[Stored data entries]
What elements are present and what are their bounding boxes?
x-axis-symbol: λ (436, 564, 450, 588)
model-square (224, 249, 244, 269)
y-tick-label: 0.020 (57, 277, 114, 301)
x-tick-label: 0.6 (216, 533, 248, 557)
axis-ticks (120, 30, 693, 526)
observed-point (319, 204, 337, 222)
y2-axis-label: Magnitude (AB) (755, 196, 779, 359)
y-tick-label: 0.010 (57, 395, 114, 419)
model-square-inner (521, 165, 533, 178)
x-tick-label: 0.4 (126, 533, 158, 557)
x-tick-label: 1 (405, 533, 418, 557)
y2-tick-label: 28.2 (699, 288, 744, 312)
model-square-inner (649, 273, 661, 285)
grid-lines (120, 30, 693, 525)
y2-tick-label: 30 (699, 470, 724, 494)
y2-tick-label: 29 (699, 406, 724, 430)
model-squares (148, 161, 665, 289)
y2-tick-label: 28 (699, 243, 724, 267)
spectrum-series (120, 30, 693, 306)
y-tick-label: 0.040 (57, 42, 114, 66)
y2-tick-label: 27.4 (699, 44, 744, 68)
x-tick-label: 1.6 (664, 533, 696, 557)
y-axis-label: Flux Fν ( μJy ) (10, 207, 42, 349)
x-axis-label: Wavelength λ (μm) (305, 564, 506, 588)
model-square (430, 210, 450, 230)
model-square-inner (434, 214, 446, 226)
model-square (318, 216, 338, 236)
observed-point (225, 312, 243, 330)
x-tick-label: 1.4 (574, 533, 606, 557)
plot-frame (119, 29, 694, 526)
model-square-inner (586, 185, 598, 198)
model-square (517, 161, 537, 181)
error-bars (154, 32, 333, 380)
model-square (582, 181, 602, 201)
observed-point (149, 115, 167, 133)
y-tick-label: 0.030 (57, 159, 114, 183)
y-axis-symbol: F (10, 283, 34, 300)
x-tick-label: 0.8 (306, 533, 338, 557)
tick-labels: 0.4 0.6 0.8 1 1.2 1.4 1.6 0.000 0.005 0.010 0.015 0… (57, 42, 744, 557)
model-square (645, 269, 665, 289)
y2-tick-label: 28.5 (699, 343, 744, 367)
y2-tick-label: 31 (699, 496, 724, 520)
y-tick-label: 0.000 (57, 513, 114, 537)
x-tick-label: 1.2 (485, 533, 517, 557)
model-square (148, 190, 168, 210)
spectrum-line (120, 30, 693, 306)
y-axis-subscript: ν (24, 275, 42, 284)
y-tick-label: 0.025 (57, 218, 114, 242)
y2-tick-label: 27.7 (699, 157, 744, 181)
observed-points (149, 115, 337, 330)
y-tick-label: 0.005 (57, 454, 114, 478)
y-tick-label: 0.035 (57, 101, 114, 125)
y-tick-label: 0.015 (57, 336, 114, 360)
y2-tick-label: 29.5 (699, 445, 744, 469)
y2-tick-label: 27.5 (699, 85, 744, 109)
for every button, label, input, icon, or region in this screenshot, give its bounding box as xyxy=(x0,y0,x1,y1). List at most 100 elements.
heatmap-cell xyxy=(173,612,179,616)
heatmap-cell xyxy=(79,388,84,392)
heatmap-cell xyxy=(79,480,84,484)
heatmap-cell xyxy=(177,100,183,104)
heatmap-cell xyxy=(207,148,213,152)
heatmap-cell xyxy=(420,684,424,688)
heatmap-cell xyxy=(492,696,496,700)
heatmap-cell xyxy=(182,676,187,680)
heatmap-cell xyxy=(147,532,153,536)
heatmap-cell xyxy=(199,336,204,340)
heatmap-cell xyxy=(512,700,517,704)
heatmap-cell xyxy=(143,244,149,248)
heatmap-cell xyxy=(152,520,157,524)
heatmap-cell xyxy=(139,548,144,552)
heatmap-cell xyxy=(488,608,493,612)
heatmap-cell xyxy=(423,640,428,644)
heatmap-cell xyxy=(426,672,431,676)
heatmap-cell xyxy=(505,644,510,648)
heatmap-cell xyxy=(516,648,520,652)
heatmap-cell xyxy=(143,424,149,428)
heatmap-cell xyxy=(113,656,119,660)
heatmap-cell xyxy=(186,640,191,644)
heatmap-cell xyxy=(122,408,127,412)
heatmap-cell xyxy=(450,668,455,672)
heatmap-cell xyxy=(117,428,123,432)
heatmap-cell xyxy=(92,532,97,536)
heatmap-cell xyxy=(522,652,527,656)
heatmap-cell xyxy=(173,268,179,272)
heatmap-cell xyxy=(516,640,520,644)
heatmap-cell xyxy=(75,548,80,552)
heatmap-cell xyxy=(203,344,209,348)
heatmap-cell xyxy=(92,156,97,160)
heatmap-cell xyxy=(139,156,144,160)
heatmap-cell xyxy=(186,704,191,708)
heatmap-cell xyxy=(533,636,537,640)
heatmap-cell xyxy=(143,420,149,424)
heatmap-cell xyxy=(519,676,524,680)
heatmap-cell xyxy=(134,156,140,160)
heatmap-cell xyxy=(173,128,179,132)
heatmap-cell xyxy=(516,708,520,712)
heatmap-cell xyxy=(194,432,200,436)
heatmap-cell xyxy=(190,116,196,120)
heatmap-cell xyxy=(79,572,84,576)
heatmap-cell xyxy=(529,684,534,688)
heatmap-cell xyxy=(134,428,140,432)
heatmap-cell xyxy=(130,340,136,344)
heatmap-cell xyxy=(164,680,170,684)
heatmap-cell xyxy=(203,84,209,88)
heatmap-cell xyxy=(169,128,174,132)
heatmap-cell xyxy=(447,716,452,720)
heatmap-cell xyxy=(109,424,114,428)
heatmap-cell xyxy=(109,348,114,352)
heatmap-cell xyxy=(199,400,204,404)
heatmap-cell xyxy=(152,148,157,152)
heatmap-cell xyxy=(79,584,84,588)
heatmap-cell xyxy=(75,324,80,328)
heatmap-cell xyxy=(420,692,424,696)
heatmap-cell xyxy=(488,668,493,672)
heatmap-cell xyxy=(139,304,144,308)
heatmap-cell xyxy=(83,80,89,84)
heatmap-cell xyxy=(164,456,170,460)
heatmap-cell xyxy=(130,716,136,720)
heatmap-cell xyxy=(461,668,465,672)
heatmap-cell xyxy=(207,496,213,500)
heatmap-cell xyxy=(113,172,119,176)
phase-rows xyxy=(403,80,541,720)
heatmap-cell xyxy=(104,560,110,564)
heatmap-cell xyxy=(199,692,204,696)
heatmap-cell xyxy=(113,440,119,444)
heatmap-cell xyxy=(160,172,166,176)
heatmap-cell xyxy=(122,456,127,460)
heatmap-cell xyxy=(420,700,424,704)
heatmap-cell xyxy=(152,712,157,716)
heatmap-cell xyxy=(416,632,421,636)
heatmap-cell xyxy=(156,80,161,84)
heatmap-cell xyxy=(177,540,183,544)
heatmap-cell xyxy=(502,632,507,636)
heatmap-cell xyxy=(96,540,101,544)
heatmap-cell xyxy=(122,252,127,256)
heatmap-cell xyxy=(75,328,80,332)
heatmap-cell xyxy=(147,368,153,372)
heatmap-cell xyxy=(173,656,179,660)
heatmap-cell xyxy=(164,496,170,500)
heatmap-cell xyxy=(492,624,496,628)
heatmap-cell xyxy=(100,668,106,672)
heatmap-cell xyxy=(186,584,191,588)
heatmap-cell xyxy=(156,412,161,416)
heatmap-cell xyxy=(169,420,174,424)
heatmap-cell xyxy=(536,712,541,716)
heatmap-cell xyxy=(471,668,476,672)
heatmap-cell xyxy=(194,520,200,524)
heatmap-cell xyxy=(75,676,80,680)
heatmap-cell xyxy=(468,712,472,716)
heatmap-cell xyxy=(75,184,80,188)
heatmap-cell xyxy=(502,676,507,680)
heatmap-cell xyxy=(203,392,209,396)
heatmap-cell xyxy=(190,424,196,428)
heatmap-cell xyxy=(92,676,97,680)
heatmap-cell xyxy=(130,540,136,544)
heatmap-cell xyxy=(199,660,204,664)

**Prompt:** Retype the material verbatim, starting with its first line and ending with the line that contains "axis-ticks (120, 30, 693, 526)", including both of those lines.

**Worked answer:**
What elements are present and what are their bounding boxes?
x-axis-symbol: λ (436, 564, 450, 588)
model-square (224, 249, 244, 269)
y-tick-label: 0.020 (57, 277, 114, 301)
x-tick-label: 0.6 (216, 533, 248, 557)
axis-ticks (120, 30, 693, 526)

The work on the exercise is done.